WHAT YOU WILL DO. For the entries that follow, state how many lines include the word "brand", giving the number and nothing else.

-- start of RECORDS SHOWN --

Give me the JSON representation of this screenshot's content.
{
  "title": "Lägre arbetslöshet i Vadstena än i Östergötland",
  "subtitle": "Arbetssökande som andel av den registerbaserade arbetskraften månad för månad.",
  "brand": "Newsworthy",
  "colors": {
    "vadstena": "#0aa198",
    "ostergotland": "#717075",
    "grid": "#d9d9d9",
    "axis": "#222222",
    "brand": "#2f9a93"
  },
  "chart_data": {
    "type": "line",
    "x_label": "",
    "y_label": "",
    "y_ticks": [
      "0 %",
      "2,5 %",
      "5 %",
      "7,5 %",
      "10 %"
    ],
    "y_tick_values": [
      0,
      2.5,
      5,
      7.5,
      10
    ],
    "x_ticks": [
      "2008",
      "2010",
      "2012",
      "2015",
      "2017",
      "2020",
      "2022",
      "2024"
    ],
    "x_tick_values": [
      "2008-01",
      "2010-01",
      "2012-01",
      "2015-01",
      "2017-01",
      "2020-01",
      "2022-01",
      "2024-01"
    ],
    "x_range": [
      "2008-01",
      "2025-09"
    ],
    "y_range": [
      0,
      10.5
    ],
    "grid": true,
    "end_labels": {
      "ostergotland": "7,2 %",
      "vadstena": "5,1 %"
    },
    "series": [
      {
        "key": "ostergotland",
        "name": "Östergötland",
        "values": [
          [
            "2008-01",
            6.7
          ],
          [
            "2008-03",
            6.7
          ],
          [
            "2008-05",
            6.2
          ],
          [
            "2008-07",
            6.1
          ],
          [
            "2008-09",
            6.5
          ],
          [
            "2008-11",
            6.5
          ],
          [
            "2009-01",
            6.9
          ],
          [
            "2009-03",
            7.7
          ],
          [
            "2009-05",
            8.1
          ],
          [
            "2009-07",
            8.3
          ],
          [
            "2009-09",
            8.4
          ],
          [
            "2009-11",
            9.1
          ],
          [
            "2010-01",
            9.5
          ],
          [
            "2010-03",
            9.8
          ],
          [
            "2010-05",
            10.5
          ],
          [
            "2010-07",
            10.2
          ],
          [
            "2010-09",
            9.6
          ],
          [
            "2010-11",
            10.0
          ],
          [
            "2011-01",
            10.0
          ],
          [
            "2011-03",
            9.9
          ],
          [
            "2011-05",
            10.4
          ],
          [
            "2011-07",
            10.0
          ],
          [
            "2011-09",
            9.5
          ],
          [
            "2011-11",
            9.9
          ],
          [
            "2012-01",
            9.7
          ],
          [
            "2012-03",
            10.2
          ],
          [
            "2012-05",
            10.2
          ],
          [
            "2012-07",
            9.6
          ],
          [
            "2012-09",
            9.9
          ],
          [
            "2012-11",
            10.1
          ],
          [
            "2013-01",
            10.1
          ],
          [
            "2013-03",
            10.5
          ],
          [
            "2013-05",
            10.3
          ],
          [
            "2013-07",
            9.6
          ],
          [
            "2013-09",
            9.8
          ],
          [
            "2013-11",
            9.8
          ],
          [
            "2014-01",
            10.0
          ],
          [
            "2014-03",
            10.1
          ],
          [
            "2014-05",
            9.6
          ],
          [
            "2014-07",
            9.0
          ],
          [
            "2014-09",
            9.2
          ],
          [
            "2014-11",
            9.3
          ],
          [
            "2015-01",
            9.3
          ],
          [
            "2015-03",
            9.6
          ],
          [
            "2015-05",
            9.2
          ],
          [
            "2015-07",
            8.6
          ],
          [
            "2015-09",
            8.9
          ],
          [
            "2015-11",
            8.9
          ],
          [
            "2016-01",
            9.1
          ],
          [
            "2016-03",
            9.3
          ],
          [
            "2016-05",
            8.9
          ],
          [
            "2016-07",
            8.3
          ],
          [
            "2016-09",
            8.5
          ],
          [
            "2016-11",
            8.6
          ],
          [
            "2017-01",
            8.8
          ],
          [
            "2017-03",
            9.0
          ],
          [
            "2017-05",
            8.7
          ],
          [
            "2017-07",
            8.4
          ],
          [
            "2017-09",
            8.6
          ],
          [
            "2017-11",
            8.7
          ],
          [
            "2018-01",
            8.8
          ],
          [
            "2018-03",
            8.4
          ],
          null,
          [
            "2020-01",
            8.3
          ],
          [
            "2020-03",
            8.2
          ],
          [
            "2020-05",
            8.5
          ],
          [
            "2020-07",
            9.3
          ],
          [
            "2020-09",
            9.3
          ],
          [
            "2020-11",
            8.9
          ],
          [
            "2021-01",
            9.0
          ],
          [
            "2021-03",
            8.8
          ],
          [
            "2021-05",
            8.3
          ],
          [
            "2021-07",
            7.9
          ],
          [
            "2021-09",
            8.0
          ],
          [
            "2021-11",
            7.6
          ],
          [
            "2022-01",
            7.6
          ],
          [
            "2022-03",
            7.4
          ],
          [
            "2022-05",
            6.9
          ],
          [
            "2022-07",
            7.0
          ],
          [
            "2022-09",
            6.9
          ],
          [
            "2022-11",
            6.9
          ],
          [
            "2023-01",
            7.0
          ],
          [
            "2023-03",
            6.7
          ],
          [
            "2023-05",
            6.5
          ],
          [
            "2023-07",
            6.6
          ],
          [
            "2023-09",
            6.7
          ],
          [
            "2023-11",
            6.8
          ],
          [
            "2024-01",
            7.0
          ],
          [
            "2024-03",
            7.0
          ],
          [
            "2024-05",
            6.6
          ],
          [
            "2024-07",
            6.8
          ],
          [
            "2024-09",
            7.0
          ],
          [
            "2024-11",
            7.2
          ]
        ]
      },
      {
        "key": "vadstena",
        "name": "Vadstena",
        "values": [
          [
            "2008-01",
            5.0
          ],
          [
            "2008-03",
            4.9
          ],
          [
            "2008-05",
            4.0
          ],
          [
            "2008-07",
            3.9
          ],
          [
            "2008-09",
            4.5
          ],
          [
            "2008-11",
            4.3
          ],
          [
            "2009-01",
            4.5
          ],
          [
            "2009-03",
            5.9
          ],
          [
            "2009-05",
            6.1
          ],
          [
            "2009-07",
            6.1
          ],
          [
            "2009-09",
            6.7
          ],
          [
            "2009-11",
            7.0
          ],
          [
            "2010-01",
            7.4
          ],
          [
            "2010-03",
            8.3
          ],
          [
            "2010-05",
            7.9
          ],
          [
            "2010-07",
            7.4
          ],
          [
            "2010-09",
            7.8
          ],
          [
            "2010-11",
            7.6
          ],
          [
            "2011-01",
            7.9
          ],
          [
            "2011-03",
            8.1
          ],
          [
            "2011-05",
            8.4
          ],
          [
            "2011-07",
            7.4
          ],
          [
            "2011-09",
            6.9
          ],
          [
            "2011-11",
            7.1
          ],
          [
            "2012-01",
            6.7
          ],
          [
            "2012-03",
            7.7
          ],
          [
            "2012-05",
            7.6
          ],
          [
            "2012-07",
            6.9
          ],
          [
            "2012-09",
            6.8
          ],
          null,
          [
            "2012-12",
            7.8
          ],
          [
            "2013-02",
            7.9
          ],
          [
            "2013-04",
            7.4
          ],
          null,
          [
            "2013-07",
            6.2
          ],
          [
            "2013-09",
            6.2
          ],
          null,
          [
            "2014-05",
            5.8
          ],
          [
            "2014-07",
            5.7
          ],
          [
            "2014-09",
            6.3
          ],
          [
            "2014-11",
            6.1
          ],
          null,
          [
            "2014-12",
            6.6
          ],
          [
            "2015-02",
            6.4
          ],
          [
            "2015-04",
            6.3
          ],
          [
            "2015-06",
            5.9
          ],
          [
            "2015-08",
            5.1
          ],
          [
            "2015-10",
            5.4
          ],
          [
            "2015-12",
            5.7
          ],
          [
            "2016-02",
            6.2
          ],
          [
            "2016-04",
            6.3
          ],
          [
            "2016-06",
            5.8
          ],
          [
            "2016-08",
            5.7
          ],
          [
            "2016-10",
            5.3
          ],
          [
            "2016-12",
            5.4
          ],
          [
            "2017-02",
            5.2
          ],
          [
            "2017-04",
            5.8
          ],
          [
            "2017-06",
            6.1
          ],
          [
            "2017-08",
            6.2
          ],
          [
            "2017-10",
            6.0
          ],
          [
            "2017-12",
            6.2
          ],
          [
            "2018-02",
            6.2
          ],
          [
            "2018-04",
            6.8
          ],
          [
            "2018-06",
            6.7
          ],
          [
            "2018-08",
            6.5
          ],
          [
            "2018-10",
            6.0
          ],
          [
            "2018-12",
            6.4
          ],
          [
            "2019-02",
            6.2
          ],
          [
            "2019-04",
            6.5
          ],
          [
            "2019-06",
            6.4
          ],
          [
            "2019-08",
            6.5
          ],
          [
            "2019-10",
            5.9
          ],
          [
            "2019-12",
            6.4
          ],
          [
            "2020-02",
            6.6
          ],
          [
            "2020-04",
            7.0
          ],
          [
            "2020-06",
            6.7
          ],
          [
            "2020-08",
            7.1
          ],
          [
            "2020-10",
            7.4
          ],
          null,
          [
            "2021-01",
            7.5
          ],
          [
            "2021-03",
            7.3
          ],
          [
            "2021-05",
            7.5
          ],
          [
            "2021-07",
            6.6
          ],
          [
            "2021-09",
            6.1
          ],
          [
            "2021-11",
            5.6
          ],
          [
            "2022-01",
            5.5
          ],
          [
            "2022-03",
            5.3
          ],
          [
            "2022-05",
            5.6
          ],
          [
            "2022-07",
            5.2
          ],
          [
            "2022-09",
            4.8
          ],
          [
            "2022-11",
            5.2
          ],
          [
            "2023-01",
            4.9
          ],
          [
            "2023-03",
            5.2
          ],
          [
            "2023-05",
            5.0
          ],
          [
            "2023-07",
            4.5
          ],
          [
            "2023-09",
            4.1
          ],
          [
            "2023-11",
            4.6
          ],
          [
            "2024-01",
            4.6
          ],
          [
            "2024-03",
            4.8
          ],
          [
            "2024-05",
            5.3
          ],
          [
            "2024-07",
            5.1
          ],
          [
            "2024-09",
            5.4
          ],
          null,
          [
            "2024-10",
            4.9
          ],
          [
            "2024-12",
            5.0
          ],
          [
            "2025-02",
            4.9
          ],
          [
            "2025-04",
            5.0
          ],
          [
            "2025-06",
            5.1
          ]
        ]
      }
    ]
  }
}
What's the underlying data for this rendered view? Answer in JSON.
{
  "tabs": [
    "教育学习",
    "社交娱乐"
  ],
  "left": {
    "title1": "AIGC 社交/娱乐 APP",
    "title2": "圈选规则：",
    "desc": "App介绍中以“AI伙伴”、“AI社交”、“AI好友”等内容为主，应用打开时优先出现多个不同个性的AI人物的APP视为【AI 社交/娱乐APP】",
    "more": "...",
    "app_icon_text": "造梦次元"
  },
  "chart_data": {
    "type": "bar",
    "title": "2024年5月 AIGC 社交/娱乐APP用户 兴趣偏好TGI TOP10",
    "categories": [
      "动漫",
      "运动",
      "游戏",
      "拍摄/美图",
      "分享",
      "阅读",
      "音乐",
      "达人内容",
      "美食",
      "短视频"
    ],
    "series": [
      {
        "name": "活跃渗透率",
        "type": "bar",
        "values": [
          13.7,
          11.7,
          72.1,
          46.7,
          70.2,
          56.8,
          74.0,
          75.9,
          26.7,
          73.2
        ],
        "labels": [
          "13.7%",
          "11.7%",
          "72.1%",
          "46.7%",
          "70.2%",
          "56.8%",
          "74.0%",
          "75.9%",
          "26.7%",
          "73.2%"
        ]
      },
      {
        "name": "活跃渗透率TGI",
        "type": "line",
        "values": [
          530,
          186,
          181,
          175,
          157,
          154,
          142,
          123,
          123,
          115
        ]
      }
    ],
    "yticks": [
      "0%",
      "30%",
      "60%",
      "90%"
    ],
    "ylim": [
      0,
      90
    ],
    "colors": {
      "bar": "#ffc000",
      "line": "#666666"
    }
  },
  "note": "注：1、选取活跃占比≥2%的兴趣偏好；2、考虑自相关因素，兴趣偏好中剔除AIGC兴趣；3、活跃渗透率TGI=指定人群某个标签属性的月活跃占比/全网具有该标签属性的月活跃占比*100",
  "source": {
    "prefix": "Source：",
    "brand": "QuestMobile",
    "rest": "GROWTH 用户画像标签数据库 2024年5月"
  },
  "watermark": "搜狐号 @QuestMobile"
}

-- end of RECORDS SHOWN --

SOLUTION. 3